Start of Records
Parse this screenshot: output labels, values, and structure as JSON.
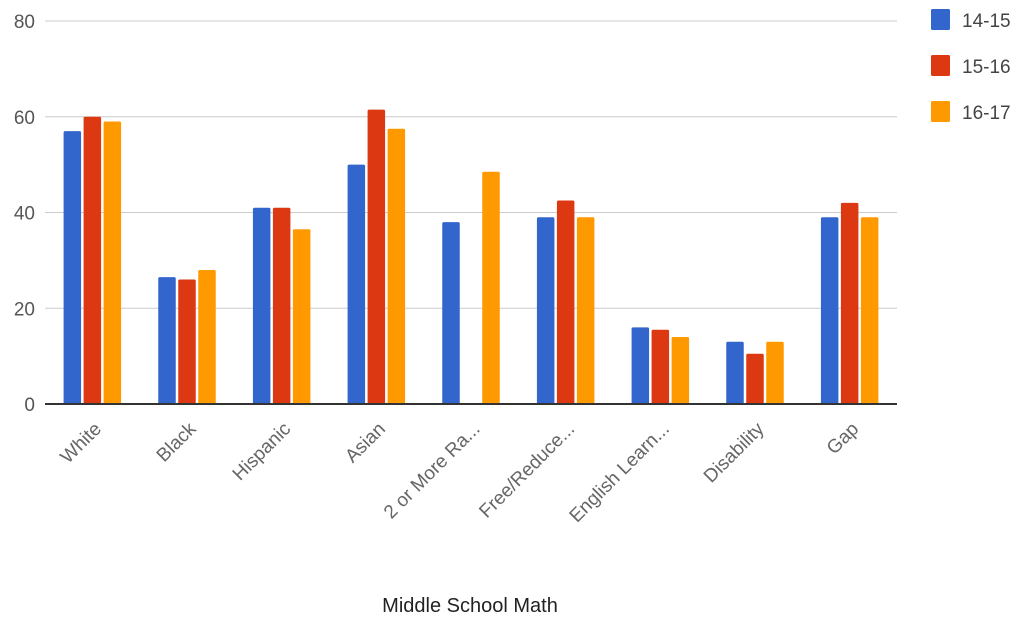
{
  "chart_data": {
    "type": "bar",
    "xlabel": "Middle School Math",
    "ylabel": "",
    "ylim": [
      0,
      80
    ],
    "yticks": [
      0,
      20,
      40,
      60,
      80
    ],
    "grid": true,
    "legend_position": "top-right",
    "categories": [
      "White",
      "Black",
      "Hispanic",
      "Asian",
      "2 or More Ra...",
      "Free/Reduce...",
      "English Learn...",
      "Disability",
      "Gap"
    ],
    "series": [
      {
        "name": "14-15",
        "color": "#3366cc",
        "values": [
          57,
          26.5,
          41,
          50,
          38,
          39,
          16,
          13,
          39
        ]
      },
      {
        "name": "15-16",
        "color": "#dc3912",
        "values": [
          60,
          26,
          41,
          61.5,
          null,
          42.5,
          15.5,
          10.5,
          42
        ]
      },
      {
        "name": "16-17",
        "color": "#ff9900",
        "values": [
          59,
          28,
          36.5,
          57.5,
          48.5,
          39,
          14,
          13,
          39
        ]
      }
    ]
  }
}
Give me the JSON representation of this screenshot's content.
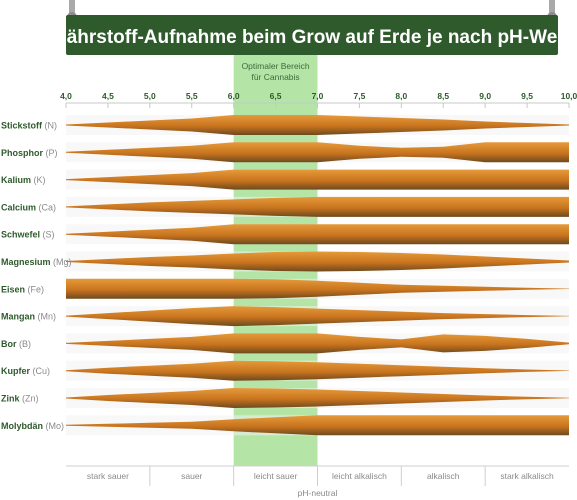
{
  "title": "Nährstoff-Aufnahme beim Grow auf Erde je nach pH-Wert",
  "colors": {
    "board": "#2f5a2c",
    "board_text": "#ffffff",
    "hanger": "#a9a9a9",
    "optimal_band": "#9bdc8a",
    "row_bg": "#f2f2f2",
    "band_light": "#e08a28",
    "band_dark": "#7a4a1d",
    "label": "#2f5a2c",
    "label_suffix": "#8a8a8a",
    "axis_text": "#2f5a2c",
    "zone_text": "#8a8a8a"
  },
  "chart_data": {
    "type": "area",
    "title": "Nährstoff-Aufnahme beim Grow auf Erde je nach pH-Wert",
    "xlim": [
      4.0,
      10.0
    ],
    "x_ticks": [
      "4,0",
      "4,5",
      "5,0",
      "5,5",
      "6,0",
      "6,5",
      "7,0",
      "7,5",
      "8,0",
      "8,5",
      "9,0",
      "9,5",
      "10,0"
    ],
    "optimal_range": {
      "x": [
        6.0,
        7.0
      ],
      "label_line1": "Optimaler Bereich",
      "label_line2": "für Cannabis"
    },
    "zones": [
      {
        "label": "stark sauer",
        "x": [
          4.0,
          5.0
        ]
      },
      {
        "label": "sauer",
        "x": [
          5.0,
          6.0
        ]
      },
      {
        "label": "leicht sauer",
        "x": [
          6.0,
          7.0
        ]
      },
      {
        "label": "leicht alkalisch",
        "x": [
          7.0,
          8.0
        ]
      },
      {
        "label": "alkalisch",
        "x": [
          8.0,
          9.0
        ]
      },
      {
        "label": "stark alkalisch",
        "x": [
          9.0,
          10.0
        ]
      }
    ],
    "neutral_label": "pH-neutral",
    "x_levels": [
      4.0,
      4.5,
      5.0,
      5.5,
      6.0,
      6.5,
      7.0,
      7.5,
      8.0,
      8.5,
      9.0,
      9.5,
      10.0
    ],
    "series": [
      {
        "name": "Stickstoff",
        "symbol": "(N)",
        "uptake": [
          0.05,
          0.25,
          0.45,
          0.65,
          1.0,
          1.0,
          1.0,
          0.85,
          0.7,
          0.55,
          0.35,
          0.2,
          0.05
        ]
      },
      {
        "name": "Phosphor",
        "symbol": "(P)",
        "uptake": [
          0.05,
          0.25,
          0.45,
          0.65,
          1.0,
          1.0,
          1.0,
          0.65,
          0.45,
          0.55,
          1.0,
          1.0,
          1.0
        ]
      },
      {
        "name": "Kalium",
        "symbol": "(K)",
        "uptake": [
          0.05,
          0.25,
          0.45,
          0.65,
          1.0,
          1.0,
          1.0,
          1.0,
          1.0,
          1.0,
          1.0,
          1.0,
          1.0
        ]
      },
      {
        "name": "Calcium",
        "symbol": "(Ca)",
        "uptake": [
          0.05,
          0.25,
          0.45,
          0.6,
          0.75,
          0.9,
          1.0,
          1.0,
          1.0,
          1.0,
          1.0,
          1.0,
          1.0
        ]
      },
      {
        "name": "Schwefel",
        "symbol": "(S)",
        "uptake": [
          0.05,
          0.25,
          0.45,
          0.65,
          1.0,
          1.0,
          1.0,
          1.0,
          1.0,
          1.0,
          1.0,
          1.0,
          1.0
        ]
      },
      {
        "name": "Magnesium",
        "symbol": "(Mg)",
        "uptake": [
          0.05,
          0.25,
          0.45,
          0.6,
          0.8,
          0.95,
          1.0,
          0.95,
          0.85,
          0.7,
          0.5,
          0.3,
          0.1
        ]
      },
      {
        "name": "Eisen",
        "symbol": "(Fe)",
        "uptake": [
          1.0,
          1.0,
          1.0,
          1.0,
          1.0,
          0.95,
          0.8,
          0.6,
          0.4,
          0.3,
          0.2,
          0.1,
          0.02
        ]
      },
      {
        "name": "Mangan",
        "symbol": "(Mn)",
        "uptake": [
          0.05,
          0.3,
          0.55,
          0.8,
          1.0,
          0.9,
          0.75,
          0.6,
          0.45,
          0.3,
          0.2,
          0.1,
          0.02
        ]
      },
      {
        "name": "Bor",
        "symbol": "(B)",
        "uptake": [
          0.05,
          0.25,
          0.45,
          0.65,
          1.0,
          1.0,
          1.0,
          0.65,
          0.4,
          0.9,
          0.75,
          0.45,
          0.08
        ]
      },
      {
        "name": "Kupfer",
        "symbol": "(Cu)",
        "uptake": [
          0.05,
          0.3,
          0.5,
          0.7,
          1.0,
          0.95,
          0.85,
          0.7,
          0.55,
          0.4,
          0.25,
          0.12,
          0.02
        ]
      },
      {
        "name": "Zink",
        "symbol": "(Zn)",
        "uptake": [
          0.05,
          0.3,
          0.5,
          0.7,
          1.0,
          0.95,
          0.85,
          0.7,
          0.55,
          0.4,
          0.25,
          0.12,
          0.02
        ]
      },
      {
        "name": "Molybdän",
        "symbol": "(Mo)",
        "uptake": [
          0.05,
          0.15,
          0.25,
          0.35,
          0.6,
          0.8,
          1.0,
          1.0,
          1.0,
          1.0,
          1.0,
          1.0,
          1.0
        ]
      }
    ]
  }
}
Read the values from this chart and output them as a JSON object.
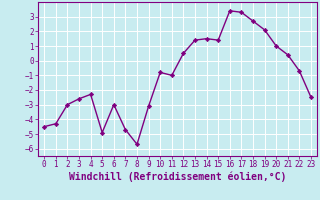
{
  "x": [
    0,
    1,
    2,
    3,
    4,
    5,
    6,
    7,
    8,
    9,
    10,
    11,
    12,
    13,
    14,
    15,
    16,
    17,
    18,
    19,
    20,
    21,
    22,
    23
  ],
  "y": [
    -4.5,
    -4.3,
    -3.0,
    -2.6,
    -2.3,
    -4.9,
    -3.0,
    -4.7,
    -5.7,
    -3.1,
    -0.8,
    -1.0,
    0.5,
    1.4,
    1.5,
    1.4,
    3.4,
    3.3,
    2.7,
    2.1,
    1.0,
    0.4,
    -0.7,
    -2.5
  ],
  "line_color": "#800080",
  "marker": "D",
  "marker_size": 2.2,
  "background_color": "#c8ecf0",
  "grid_color": "#ffffff",
  "xlabel": "Windchill (Refroidissement éolien,°C)",
  "xlabel_fontsize": 7,
  "ylim": [
    -6.5,
    4.0
  ],
  "xlim": [
    -0.5,
    23.5
  ],
  "yticks": [
    -6,
    -5,
    -4,
    -3,
    -2,
    -1,
    0,
    1,
    2,
    3
  ],
  "xticks": [
    0,
    1,
    2,
    3,
    4,
    5,
    6,
    7,
    8,
    9,
    10,
    11,
    12,
    13,
    14,
    15,
    16,
    17,
    18,
    19,
    20,
    21,
    22,
    23
  ],
  "tick_fontsize": 5.5,
  "line_width": 1.0,
  "border_color": "#800080"
}
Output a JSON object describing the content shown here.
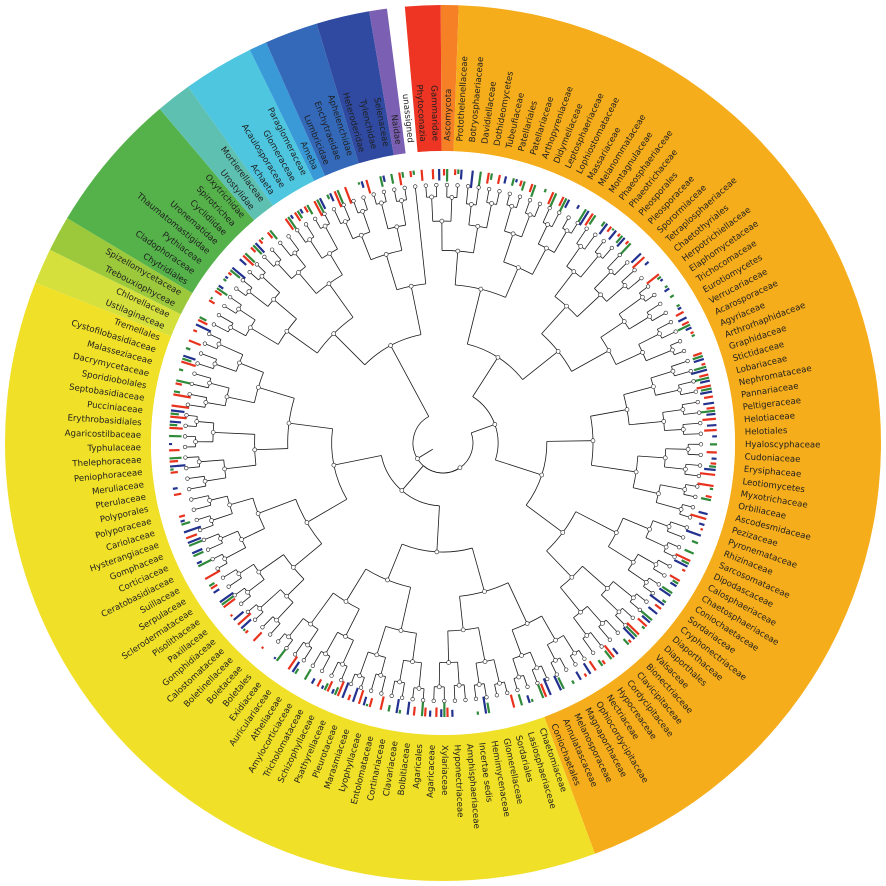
{
  "figure": {
    "background": "#ffffff",
    "text_color": "#1f1f1f",
    "bar_colors": {
      "red": "#e8321e",
      "green": "#2f8a3a",
      "blue": "#23318f"
    }
  },
  "clades": [
    {
      "color": "#ee3523",
      "count": 2
    },
    {
      "color": "#f58026",
      "count": 1
    },
    {
      "color": "#f6ad1c",
      "count": 67
    },
    {
      "color": "#f0e028",
      "count": 56
    },
    {
      "color": "#d5e03c",
      "count": 2
    },
    {
      "color": "#9cc93c",
      "count": 2
    },
    {
      "color": "#55b24a",
      "count": 8
    },
    {
      "color": "#5ec0b0",
      "count": 2
    },
    {
      "color": "#4ec6e0",
      "count": 4
    },
    {
      "color": "#3a9ad8",
      "count": 1
    },
    {
      "color": "#3468b8",
      "count": 3
    },
    {
      "color": "#2f4aa0",
      "count": 3
    },
    {
      "color": "#7a5fb2",
      "count": 1
    }
  ],
  "leaves": [
    "Phytoconazia",
    "Gammaridae",
    "Ascomycota",
    "Protothelenellaceae",
    "Botryosphaeriaceae",
    "Davidiellaceae",
    "Dothideomycetes",
    "Tubeufiaceae",
    "Patellariales",
    "Patellariaceae",
    "Arthopyreniaceae",
    "Didymellaceae",
    "Leptosphaeriaceae",
    "Lophiostomataceae",
    "Massariaceae",
    "Melanommataceae",
    "Montagnulaceae",
    "Phaeosphaeriaceae",
    "Phaeotrichaceae",
    "Pleosporales",
    "Pleosporaceae",
    "Sporormiaceae",
    "Tetraplosphaeriaceae",
    "Chaetothyriales",
    "Herpotrichiellaceae",
    "Elaphomycetaceae",
    "Trichocomaceae",
    "Eurotiomycetes",
    "Verrucariaceae",
    "Acarosporaceae",
    "Agyriaceae",
    "Arthrorhaphidaceae",
    "Graphidaceae",
    "Stictidaceae",
    "Lobariaceae",
    "Nephromataceae",
    "Pannariaceae",
    "Peltigeraceae",
    "Helotiaceae",
    "Helotiales",
    "Hyaloscyphaceae",
    "Cudoniaceae",
    "Erysiphaceae",
    "Leotiomycetes",
    "Myxotrichaceae",
    "Orbiliaceae",
    "Ascodesmidaceae",
    "Pezizaceae",
    "Pyronemataceae",
    "Rhizinaceae",
    "Sarcosomataceae",
    "Dipodascaceae",
    "Calosphaeriaceae",
    "Chaetosphaeriaceae",
    "Coniochaetaceae",
    "Sordariaceae",
    "Cryphonectriaceae",
    "Diaporthaceae",
    "Diaporthales",
    "Valsaceae",
    "Bionectriaceae",
    "Clavicipitaceae",
    "Cordycipitaceae",
    "Hypocreaceae",
    "Nectriaceae",
    "Ophiocordycipitaceae",
    "Magnaporthaceae",
    "Melanosporaceae",
    "Annulatascaceae",
    "Coniochaetales",
    "Chaetomiaceae",
    "Lasiosphaeriaceae",
    "Sordariales",
    "Glomerellaceae",
    "Hemimycenaceae",
    "Incertae sedis",
    "Amphisphaeriaceae",
    "Hyponectriaceae",
    "Xylariaceae",
    "Agaricaceae",
    "Agaricales",
    "Bolbitiaceae",
    "Clavariaceae",
    "Cortinariaceae",
    "Entolomataceae",
    "Lyophyllaceae",
    "Marasmiaceae",
    "Pleurotaceae",
    "Psathyrellaceae",
    "Schizophyllaceae",
    "Tricholomataceae",
    "Amylocorticiaceae",
    "Atheliaceae",
    "Auriculariaceae",
    "Exidiaceae",
    "Boletales",
    "Boletaceae",
    "Boletinellaceae",
    "Calostomataceae",
    "Gomphidiaceae",
    "Paxillaceae",
    "Pisolithaceae",
    "Sclerodermataceae",
    "Serpulaceae",
    "Suillaceae",
    "Ceratobasidiaceae",
    "Corticiaceae",
    "Gomphaceae",
    "Hysterangiaceae",
    "Cariolaceae",
    "Polyporaceae",
    "Polyporales",
    "Pterulaceae",
    "Meruliaceae",
    "Peniophoraceae",
    "Thelephoraceae",
    "Typhulaceae",
    "Agaricostilbaceae",
    "Erythrobasidiales",
    "Pucciniaceae",
    "Septobasidiaceae",
    "Sporidiobolales",
    "Dacrymycetaceae",
    "Malasseziaceae",
    "Cystofilobasidiaceae",
    "Tremellales",
    "Ustilaginaceae",
    "Chlorellaceae",
    "Trebouxiophyceae",
    "Spizellomycetaceae",
    "Chytridiales",
    "Cladophoraceae",
    "Pythiaceae",
    "Thaumatomastigidae",
    "Uronematidae",
    "Cyclidiidae",
    "Spirotrichea",
    "Oxytrichidae",
    "Urostylidae",
    "Mortierellaceae",
    "Achaeta",
    "Acaulosporaceae",
    "Glomeraceae",
    "Paraglomeraceae",
    "Ameba",
    "Lumbricidae",
    "Enchytraeidae",
    "Aphelenchidae",
    "Heteroderidae",
    "Tylenchidae",
    "Selenaceae",
    "Naidae",
    "unassigned"
  ]
}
End of Records
§ **Exercise description**:
Report how many lines of the entries hold the word "title". Nothing else is needed.

§ **Task answer**:
2